> **Written exercise**
Reproduce the data in its entirety, exactly as supplied.

> **Records for the task**
========================================================================
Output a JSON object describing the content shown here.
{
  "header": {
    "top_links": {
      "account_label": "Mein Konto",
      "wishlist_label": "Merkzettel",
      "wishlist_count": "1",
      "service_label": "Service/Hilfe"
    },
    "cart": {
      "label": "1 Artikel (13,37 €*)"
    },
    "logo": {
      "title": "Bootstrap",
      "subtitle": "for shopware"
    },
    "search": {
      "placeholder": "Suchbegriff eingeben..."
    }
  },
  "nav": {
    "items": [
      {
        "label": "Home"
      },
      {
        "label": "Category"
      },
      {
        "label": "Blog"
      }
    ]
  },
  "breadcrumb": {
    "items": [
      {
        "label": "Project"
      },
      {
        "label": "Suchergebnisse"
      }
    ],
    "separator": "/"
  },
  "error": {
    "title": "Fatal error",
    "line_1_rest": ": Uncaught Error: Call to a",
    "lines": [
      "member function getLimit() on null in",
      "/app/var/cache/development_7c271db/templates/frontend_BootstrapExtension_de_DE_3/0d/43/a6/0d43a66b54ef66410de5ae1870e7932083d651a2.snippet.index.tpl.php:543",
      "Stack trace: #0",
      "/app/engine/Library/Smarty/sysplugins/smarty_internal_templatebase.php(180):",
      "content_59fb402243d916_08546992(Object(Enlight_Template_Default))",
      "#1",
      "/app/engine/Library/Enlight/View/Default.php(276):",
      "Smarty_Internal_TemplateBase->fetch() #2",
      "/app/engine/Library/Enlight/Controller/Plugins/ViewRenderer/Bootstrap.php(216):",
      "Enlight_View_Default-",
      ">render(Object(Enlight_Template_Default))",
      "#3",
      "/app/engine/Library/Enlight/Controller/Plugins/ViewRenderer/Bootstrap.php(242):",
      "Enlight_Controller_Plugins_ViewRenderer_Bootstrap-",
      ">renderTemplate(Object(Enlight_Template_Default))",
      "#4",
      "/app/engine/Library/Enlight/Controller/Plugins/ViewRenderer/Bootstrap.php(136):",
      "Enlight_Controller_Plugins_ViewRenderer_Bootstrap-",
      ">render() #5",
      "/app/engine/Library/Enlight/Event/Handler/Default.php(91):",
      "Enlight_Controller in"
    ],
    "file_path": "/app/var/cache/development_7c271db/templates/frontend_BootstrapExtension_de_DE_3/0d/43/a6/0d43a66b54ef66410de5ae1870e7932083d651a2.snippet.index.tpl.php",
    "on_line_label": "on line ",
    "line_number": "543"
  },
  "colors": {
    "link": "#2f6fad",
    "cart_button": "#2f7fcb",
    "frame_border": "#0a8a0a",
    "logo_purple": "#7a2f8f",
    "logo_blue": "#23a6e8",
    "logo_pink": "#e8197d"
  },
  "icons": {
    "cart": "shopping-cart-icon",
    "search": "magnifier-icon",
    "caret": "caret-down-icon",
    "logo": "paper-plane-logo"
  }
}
========================================================================
> **Solved problem**
Output a JSON object describing the content shown here.
{
  "header": {
    "top_links": {
      "account_label": "Mein Konto",
      "wishlist_label": "Merkzettel",
      "wishlist_count": "1",
      "service_label": "Service/Hilfe"
    },
    "cart": {
      "label": "1 Artikel (13,37 €*)"
    },
    "logo": {
      "title": "Bootstrap",
      "subtitle": "for shopware"
    },
    "search": {
      "placeholder": "Suchbegriff eingeben..."
    }
  },
  "nav": {
    "items": [
      {
        "label": "Home"
      },
      {
        "label": "Category"
      },
      {
        "label": "Blog"
      }
    ]
  },
  "breadcrumb": {
    "items": [
      {
        "label": "Project"
      },
      {
        "label": "Suchergebnisse"
      }
    ],
    "separator": "/"
  },
  "error": {
    "title": "Fatal error",
    "line_1_rest": ": Uncaught Error: Call to a",
    "lines": [
      "member function getLimit() on null in",
      "/app/var/cache/development_7c271db/templates/frontend_BootstrapExtension_de_DE_3/0d/43/a6/0d43a66b54ef66410de5ae1870e7932083d651a2.snippet.index.tpl.php:543",
      "Stack trace: #0",
      "/app/engine/Library/Smarty/sysplugins/smarty_internal_templatebase.php(180):",
      "content_59fb402243d916_08546992(Object(Enlight_Template_Default))",
      "#1",
      "/app/engine/Library/Enlight/View/Default.php(276):",
      "Smarty_Internal_TemplateBase->fetch() #2",
      "/app/engine/Library/Enlight/Controller/Plugins/ViewRenderer/Bootstrap.php(216):",
      "Enlight_View_Default-",
      ">render(Object(Enlight_Template_Default))",
      "#3",
      "/app/engine/Library/Enlight/Controller/Plugins/ViewRenderer/Bootstrap.php(242):",
      "Enlight_Controller_Plugins_ViewRenderer_Bootstrap-",
      ">renderTemplate(Object(Enlight_Template_Default))",
      "#4",
      "/app/engine/Library/Enlight/Controller/Plugins/ViewRenderer/Bootstrap.php(136):",
      "Enlight_Controller_Plugins_ViewRenderer_Bootstrap-",
      ">render() #5",
      "/app/engine/Library/Enlight/Event/Handler/Default.php(91):",
      "Enlight_Controller in"
    ],
    "file_path": "/app/var/cache/development_7c271db/templates/frontend_BootstrapExtension_de_DE_3/0d/43/a6/0d43a66b54ef66410de5ae1870e7932083d651a2.snippet.index.tpl.php",
    "on_line_label": "on line ",
    "line_number": "543"
  },
  "colors": {
    "link": "#2f6fad",
    "cart_button": "#2f7fcb",
    "frame_border": "#0a8a0a",
    "logo_purple": "#7a2f8f",
    "logo_blue": "#23a6e8",
    "logo_pink": "#e8197d"
  },
  "icons": {
    "cart": "shopping-cart-icon",
    "search": "magnifier-icon",
    "caret": "caret-down-icon",
    "logo": "paper-plane-logo"
  }
}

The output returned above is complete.